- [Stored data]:
▼▼▼

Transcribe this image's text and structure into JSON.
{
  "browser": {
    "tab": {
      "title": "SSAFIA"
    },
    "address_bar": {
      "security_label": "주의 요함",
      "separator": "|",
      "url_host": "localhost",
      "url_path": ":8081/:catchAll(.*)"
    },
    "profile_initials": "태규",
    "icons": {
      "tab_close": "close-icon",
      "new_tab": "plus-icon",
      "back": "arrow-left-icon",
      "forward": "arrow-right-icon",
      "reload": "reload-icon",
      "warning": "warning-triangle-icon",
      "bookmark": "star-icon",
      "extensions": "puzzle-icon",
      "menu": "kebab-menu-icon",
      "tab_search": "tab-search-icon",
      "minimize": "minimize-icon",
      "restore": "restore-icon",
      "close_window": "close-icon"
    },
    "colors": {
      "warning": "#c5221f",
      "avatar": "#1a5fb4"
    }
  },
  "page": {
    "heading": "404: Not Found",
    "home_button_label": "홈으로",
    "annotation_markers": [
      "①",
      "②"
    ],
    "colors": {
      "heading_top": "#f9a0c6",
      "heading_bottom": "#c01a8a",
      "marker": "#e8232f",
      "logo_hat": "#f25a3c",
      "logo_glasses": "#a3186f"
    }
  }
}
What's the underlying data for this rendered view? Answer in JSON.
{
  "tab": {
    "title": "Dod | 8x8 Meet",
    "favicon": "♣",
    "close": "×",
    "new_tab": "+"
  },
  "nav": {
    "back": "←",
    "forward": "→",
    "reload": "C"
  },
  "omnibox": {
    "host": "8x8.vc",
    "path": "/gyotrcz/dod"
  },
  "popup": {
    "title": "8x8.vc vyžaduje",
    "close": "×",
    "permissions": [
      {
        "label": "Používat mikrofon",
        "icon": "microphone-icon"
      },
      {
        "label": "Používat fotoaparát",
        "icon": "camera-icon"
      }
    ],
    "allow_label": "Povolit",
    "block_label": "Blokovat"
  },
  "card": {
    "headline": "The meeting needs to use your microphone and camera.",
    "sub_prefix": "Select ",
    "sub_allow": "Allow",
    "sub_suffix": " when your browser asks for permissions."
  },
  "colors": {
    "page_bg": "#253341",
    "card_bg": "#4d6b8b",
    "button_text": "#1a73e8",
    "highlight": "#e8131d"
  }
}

▲▲▲

Look over the listing. Pull out every line with the string "Používat" in it.

- [ANSWER FOR THE TASK]:
        "label": "Používat mikrofon",
        "label": "Používat fotoaparát",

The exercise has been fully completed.